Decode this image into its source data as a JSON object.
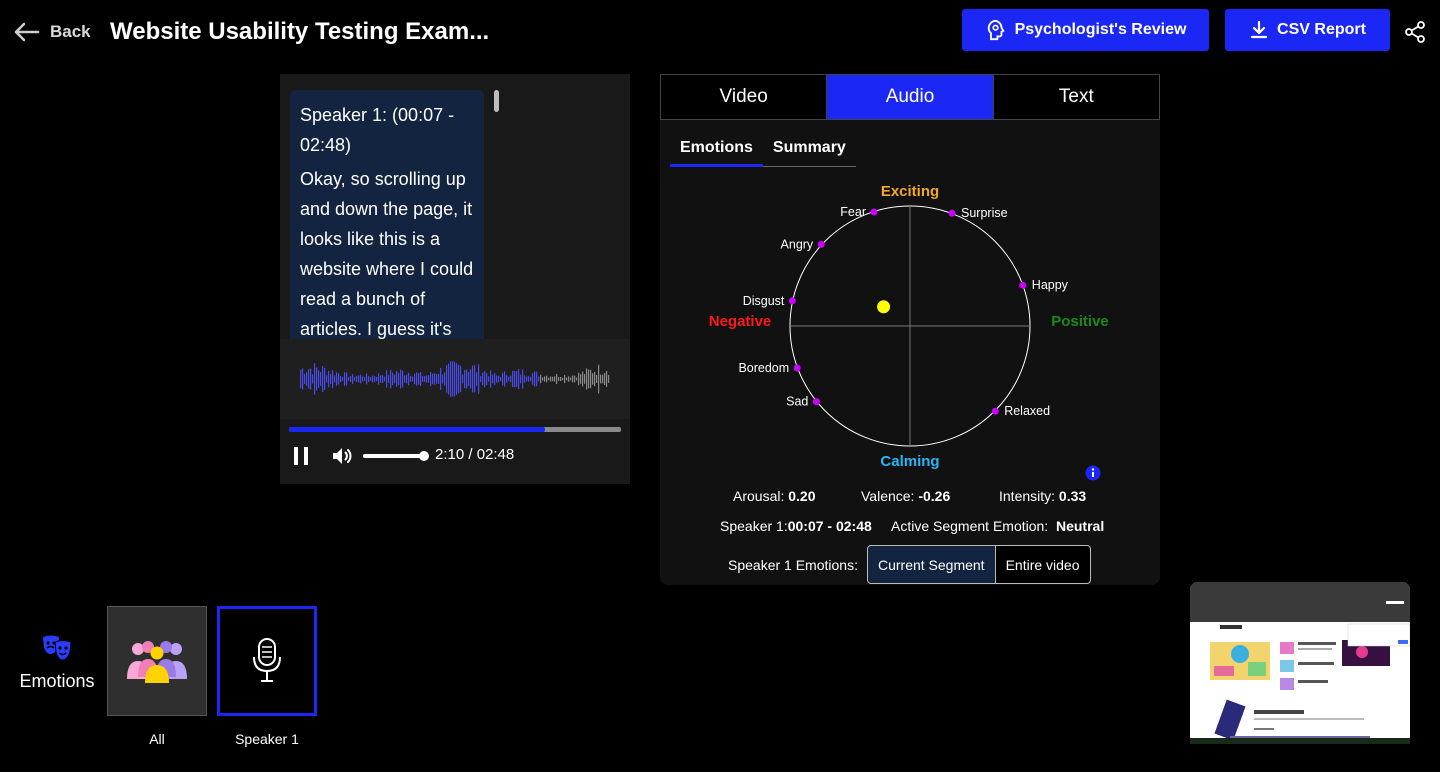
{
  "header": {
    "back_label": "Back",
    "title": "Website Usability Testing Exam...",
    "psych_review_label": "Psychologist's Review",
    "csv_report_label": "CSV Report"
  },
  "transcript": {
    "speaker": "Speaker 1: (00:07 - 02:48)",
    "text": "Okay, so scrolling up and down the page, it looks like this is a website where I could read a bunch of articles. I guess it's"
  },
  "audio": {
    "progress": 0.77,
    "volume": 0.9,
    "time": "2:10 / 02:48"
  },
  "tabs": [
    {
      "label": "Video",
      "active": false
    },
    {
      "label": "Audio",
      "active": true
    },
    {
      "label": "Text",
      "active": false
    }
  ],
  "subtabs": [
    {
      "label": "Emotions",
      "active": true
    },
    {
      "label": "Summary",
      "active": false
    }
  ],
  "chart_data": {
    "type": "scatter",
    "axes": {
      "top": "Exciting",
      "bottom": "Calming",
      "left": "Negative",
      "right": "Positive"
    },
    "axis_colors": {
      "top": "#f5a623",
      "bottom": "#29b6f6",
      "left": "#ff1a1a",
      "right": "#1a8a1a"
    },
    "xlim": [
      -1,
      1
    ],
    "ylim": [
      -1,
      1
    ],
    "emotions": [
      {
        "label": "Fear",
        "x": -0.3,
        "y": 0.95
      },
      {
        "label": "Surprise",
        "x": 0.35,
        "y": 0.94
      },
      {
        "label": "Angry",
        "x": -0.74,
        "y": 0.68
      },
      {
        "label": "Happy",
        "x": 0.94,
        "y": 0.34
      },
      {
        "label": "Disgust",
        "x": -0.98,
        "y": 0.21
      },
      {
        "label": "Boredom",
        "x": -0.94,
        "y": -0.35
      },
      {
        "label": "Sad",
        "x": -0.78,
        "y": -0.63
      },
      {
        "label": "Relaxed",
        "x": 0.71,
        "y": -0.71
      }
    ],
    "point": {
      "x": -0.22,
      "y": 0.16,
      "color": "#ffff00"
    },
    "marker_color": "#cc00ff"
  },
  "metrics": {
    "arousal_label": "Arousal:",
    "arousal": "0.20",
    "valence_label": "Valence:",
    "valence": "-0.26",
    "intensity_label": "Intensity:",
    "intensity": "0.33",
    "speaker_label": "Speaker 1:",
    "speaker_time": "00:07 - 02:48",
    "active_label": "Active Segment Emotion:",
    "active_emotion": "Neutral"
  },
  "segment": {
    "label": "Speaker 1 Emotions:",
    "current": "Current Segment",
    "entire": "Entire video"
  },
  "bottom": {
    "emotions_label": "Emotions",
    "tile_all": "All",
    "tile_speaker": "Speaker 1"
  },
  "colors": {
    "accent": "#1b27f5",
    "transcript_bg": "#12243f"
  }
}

=== PROBLEM REQUIREMENTS ===
Your answer should be one number: the count of lines in the data above that include the word "this".

=== TASK RESULT ===
2